- [Do this]
Your task is to give the data again, exactly, with every line intact.

-----

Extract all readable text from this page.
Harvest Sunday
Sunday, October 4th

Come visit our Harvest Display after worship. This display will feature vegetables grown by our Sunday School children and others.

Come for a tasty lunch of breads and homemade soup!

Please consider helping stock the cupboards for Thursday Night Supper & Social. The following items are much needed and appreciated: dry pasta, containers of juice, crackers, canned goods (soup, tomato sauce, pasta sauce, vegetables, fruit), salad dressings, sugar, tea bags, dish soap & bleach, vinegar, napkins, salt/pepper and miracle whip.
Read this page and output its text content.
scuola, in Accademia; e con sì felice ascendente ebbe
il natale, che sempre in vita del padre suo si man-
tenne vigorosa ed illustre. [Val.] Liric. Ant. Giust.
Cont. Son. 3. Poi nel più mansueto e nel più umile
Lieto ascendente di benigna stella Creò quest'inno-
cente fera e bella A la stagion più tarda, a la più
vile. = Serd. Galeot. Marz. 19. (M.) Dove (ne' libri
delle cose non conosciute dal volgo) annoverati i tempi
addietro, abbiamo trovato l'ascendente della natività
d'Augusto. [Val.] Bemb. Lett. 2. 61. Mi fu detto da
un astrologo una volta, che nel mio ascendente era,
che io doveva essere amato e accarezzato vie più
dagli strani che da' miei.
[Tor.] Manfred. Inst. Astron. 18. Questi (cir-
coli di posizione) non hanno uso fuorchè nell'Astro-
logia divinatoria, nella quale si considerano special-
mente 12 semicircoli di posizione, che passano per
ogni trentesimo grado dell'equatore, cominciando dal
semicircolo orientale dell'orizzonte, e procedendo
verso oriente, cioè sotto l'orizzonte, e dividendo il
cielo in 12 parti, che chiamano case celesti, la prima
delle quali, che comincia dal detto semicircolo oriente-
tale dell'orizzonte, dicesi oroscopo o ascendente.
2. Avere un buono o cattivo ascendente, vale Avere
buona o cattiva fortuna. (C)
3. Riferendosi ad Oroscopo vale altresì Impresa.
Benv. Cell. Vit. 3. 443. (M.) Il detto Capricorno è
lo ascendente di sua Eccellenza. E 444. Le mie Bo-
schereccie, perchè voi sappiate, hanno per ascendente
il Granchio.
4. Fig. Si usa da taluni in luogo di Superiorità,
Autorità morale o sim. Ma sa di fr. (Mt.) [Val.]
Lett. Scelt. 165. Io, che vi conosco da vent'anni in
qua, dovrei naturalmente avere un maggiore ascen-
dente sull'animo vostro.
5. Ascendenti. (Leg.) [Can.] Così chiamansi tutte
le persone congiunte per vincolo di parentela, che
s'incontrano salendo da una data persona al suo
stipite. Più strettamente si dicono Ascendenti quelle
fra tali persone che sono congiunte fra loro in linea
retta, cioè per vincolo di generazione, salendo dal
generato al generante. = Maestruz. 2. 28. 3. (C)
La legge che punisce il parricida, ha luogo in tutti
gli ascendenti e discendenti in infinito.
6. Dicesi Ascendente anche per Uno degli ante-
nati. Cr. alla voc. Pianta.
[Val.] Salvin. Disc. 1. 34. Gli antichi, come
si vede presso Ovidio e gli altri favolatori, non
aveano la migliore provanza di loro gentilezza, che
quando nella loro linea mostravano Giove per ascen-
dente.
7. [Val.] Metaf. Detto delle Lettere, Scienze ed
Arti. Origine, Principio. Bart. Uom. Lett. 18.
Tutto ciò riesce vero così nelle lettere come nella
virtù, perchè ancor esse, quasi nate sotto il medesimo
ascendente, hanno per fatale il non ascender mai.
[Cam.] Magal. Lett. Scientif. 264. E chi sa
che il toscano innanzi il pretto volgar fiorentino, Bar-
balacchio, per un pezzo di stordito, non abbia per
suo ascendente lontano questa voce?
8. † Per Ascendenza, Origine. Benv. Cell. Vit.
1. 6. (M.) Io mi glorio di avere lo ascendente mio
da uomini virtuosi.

-----

- [Exercise solution]
Extract all readable text from this page.
Harvest Sunday
Sunday, October 4th

Come visit our Harvest Display after worship. This display will feature vegetables grown by our Sunday School children and others.

Come for a tasty lunch of breads and homemade soup!

Please consider helping stock the cupboards for Thursday Night Supper & Social. The following items are much needed and appreciated: dry pasta, containers of juice, crackers, canned goods (soup, tomato sauce, pasta sauce, vegetables, fruit), salad dressings, sugar, tea bags, dish soap & bleach, vinegar, napkins, salt/pepper and miracle whip.
Read this page and output its text content.
scuola, in Accademia; e con sì felice ascendente ebbe
il natale, che sempre in vita del padre suo si man-
tenne vigorosa ed illustre. [Val.] Liric. Ant. Giust.
Cont. Son. 3. Poi nel più mansueto e nel più umile
Lieto ascendente di benigna stella Creò quest'inno-
cente fera e bella A la stagion più tarda, a la più
vile. = Serd. Galeot. Marz. 19. (M.) Dove (ne' libri
delle cose non conosciute dal volgo) annoverati i tempi
addietro, abbiamo trovato l'ascendente della natività
d'Augusto. [Val.] Bemb. Lett. 2. 61. Mi fu detto da
un astrologo una volta, che nel mio ascendente era,
che io doveva essere amato e accarezzato vie più
dagli strani che da' miei.
[Tor.] Manfred. Inst. Astron. 18. Questi (cir-
coli di posizione) non hanno uso fuorchè nell'Astro-
logia divinatoria, nella quale si considerano special-
mente 12 semicircoli di posizione, che passano per
ogni trentesimo grado dell'equatore, cominciando dal
semicircolo orientale dell'orizzonte, e procedendo
verso oriente, cioè sotto l'orizzonte, e dividendo il
cielo in 12 parti, che chiamano case celesti, la prima
delle quali, che comincia dal detto semicircolo oriente-
tale dell'orizzonte, dicesi oroscopo o ascendente.
2. Avere un buono o cattivo ascendente, vale Avere
buona o cattiva fortuna. (C)
3. Riferendosi ad Oroscopo vale altresì Impresa.
Benv. Cell. Vit. 3. 443. (M.) Il detto Capricorno è
lo ascendente di sua Eccellenza. E 444. Le mie Bo-
schereccie, perchè voi sappiate, hanno per ascendente
il Granchio.
4. Fig. Si usa da taluni in luogo di Superiorità,
Autorità morale o sim. Ma sa di fr. (Mt.) [Val.]
Lett. Scelt. 165. Io, che vi conosco da vent'anni in
qua, dovrei naturalmente avere un maggiore ascen-
dente sull'animo vostro.
5. Ascendenti. (Leg.) [Can.] Così chiamansi tutte
le persone congiunte per vincolo di parentela, che
s'incontrano salendo da una data persona al suo
stipite. Più strettamente si dicono Ascendenti quelle
fra tali persone che sono congiunte fra loro in linea
retta, cioè per vincolo di generazione, salendo dal
generato al generante. = Maestruz. 2. 28. 3. (C)
La legge che punisce il parricida, ha luogo in tutti
gli ascendenti e discendenti in infinito.
6. Dicesi Ascendente anche per Uno degli ante-
nati. Cr. alla voc. Pianta.
[Val.] Salvin. Disc. 1. 34. Gli antichi, come
si vede presso Ovidio e gli altri favolatori, non
aveano la migliore provanza di loro gentilezza, che
quando nella loro linea mostravano Giove per ascen-
dente.
7. [Val.] Metaf. Detto delle Lettere, Scienze ed
Arti. Origine, Principio. Bart. Uom. Lett. 18.
Tutto ciò riesce vero così nelle lettere come nella
virtù, perchè ancor esse, quasi nate sotto il medesimo
ascendente, hanno per fatale il non ascender mai.
[Cam.] Magal. Lett. Scientif. 264. E chi sa
che il toscano innanzi il pretto volgar fiorentino, Bar-
balacchio, per un pezzo di stordito, non abbia per
suo ascendente lontano questa voce?
8. † Per Ascendenza, Origine. Benv. Cell. Vit.
1. 6. (M.) Io mi glorio di avere lo ascendente mio
da uomini virtuosi.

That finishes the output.